▶ _WHAT YOU ARE ASKED TO DO_
Can you quote the records below in full, word for word?

▶ _Dataset records_
**********
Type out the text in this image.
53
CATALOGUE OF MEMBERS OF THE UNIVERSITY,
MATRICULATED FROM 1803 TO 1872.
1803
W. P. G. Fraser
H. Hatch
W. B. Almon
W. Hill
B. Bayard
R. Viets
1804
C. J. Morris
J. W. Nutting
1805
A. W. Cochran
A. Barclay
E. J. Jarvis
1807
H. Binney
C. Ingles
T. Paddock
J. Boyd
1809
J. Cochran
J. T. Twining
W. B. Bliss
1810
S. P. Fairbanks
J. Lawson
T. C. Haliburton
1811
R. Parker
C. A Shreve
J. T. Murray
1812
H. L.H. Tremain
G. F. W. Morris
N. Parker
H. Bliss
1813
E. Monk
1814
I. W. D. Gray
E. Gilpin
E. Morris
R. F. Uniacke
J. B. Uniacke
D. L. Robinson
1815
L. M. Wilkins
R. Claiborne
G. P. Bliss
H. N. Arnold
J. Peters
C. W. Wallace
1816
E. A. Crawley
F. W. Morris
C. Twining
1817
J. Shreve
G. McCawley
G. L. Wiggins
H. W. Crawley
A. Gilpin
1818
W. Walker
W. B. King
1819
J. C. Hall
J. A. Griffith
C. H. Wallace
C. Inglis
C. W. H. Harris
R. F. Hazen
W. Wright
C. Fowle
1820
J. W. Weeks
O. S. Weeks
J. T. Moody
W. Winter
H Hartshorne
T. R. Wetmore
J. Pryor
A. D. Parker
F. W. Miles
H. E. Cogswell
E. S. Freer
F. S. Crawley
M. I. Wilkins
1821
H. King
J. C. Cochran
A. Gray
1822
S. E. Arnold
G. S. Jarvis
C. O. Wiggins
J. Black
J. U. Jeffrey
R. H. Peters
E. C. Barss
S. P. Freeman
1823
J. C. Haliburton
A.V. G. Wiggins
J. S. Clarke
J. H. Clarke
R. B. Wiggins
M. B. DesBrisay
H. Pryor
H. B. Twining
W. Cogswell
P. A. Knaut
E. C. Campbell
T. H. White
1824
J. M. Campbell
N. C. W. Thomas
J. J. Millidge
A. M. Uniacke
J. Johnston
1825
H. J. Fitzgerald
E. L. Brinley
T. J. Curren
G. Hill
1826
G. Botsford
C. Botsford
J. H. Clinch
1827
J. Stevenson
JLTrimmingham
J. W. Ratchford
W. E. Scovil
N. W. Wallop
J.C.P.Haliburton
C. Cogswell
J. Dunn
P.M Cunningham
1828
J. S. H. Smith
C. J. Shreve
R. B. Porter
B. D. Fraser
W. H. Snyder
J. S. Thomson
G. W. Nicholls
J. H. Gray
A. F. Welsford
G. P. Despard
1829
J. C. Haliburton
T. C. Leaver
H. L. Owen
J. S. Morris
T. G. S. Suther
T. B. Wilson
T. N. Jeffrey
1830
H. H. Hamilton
**********
▶ _FINISHED EXERCISE_
Type out the text in this image.
53
CATALOGUE OF MEMBERS OF THE UNIVERSITY,
MATRICULATED FROM 1803 TO 1872.
1803
W. P. G. Fraser
H. Hatch
W. B. Almon
W. Hill
B. Bayard
R. Viets
1804
C. J. Morris
J. W. Nutting
1805
A. W. Cochran
A. Barclay
E. J. Jarvis
1807
H. Binney
C. Ingles
T. Paddock
J. Boyd
1809
J. Cochran
J. T. Twining
W. B. Bliss
1810
S. P. Fairbanks
J. Lawson
T. C. Haliburton
1811
R. Parker
C. A Shreve
J. T. Murray
1812
H. L.H. Tremain
G. F. W. Morris
N. Parker
H. Bliss
1813
E. Monk
1814
I. W. D. Gray
E. Gilpin
E. Morris
R. F. Uniacke
J. B. Uniacke
D. L. Robinson
1815
L. M. Wilkins
R. Claiborne
G. P. Bliss
H. N. Arnold
J. Peters
C. W. Wallace
1816
E. A. Crawley
F. W. Morris
C. Twining
1817
J. Shreve
G. McCawley
G. L. Wiggins
H. W. Crawley
A. Gilpin
1818
W. Walker
W. B. King
1819
J. C. Hall
J. A. Griffith
C. H. Wallace
C. Inglis
C. W. H. Harris
R. F. Hazen
W. Wright
C. Fowle
1820
J. W. Weeks
O. S. Weeks
J. T. Moody
W. Winter
H Hartshorne
T. R. Wetmore
J. Pryor
A. D. Parker
F. W. Miles
H. E. Cogswell
E. S. Freer
F. S. Crawley
M. I. Wilkins
1821
H. King
J. C. Cochran
A. Gray
1822
S. E. Arnold
G. S. Jarvis
C. O. Wiggins
J. Black
J. U. Jeffrey
R. H. Peters
E. C. Barss
S. P. Freeman
1823
J. C. Haliburton
A.V. G. Wiggins
J. S. Clarke
J. H. Clarke
R. B. Wiggins
M. B. DesBrisay
H. Pryor
H. B. Twining
W. Cogswell
P. A. Knaut
E. C. Campbell
T. H. White
1824
J. M. Campbell
N. C. W. Thomas
J. J. Millidge
A. M. Uniacke
J. Johnston
1825
H. J. Fitzgerald
E. L. Brinley
T. J. Curren
G. Hill
1826
G. Botsford
C. Botsford
J. H. Clinch
1827
J. Stevenson
JLTrimmingham
J. W. Ratchford
W. E. Scovil
N. W. Wallop
J.C.P.Haliburton
C. Cogswell
J. Dunn
P.M Cunningham
1828
J. S. H. Smith
C. J. Shreve
R. B. Porter
B. D. Fraser
W. H. Snyder
J. S. Thomson
G. W. Nicholls
J. H. Gray
A. F. Welsford
G. P. Despard
1829
J. C. Haliburton
T. C. Leaver
H. L. Owen
J. S. Morris
T. G. S. Suther
T. B. Wilson
T. N. Jeffrey
1830
H. H. Hamilton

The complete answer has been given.